[DATA IN THIS EXERCISE]
- - - - - - -

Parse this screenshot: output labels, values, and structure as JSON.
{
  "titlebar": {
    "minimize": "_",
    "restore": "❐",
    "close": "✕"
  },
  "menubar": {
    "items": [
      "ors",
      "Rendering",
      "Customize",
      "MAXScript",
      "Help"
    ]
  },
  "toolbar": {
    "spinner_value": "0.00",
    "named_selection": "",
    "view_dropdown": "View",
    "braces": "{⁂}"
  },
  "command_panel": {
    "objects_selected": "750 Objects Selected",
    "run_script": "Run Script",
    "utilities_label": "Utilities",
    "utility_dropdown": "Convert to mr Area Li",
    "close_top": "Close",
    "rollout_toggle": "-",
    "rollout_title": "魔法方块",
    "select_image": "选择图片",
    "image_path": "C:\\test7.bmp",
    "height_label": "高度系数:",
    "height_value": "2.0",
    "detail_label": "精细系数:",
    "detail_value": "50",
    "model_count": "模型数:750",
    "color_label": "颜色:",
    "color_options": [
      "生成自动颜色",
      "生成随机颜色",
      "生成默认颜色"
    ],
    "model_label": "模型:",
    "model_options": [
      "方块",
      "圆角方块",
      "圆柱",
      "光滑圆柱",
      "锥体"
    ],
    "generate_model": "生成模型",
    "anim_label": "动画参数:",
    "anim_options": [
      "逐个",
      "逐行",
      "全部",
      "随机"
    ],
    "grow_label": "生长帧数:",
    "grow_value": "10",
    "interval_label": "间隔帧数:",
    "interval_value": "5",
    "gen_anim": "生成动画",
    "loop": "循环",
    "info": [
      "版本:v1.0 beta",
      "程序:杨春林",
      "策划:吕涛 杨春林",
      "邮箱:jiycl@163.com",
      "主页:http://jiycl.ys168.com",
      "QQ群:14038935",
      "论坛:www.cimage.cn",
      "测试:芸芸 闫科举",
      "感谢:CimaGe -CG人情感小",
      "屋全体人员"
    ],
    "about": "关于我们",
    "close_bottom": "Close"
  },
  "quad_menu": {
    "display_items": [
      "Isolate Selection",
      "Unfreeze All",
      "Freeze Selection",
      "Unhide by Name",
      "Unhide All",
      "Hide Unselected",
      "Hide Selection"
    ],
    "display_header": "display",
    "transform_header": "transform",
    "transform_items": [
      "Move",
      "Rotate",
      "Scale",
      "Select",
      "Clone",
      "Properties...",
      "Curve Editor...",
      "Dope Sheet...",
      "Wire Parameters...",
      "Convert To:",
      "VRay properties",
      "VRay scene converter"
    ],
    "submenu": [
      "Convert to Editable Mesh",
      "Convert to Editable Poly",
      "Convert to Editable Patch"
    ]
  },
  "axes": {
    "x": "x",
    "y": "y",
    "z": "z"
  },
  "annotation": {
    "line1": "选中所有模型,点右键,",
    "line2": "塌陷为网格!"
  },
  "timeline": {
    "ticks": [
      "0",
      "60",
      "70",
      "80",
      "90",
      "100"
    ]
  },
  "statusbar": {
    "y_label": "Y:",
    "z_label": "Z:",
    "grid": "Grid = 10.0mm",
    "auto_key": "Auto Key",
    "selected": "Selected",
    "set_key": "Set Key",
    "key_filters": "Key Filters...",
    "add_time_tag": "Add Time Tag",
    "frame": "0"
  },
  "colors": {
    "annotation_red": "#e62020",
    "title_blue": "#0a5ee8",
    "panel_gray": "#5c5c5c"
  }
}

- - - - - - -

[WHAT THE TASK ASKS]
Scan the material above for the string "VRay" and report each line where you find it.

[RESULT]
      "VRay properties",
      "VRay scene converter"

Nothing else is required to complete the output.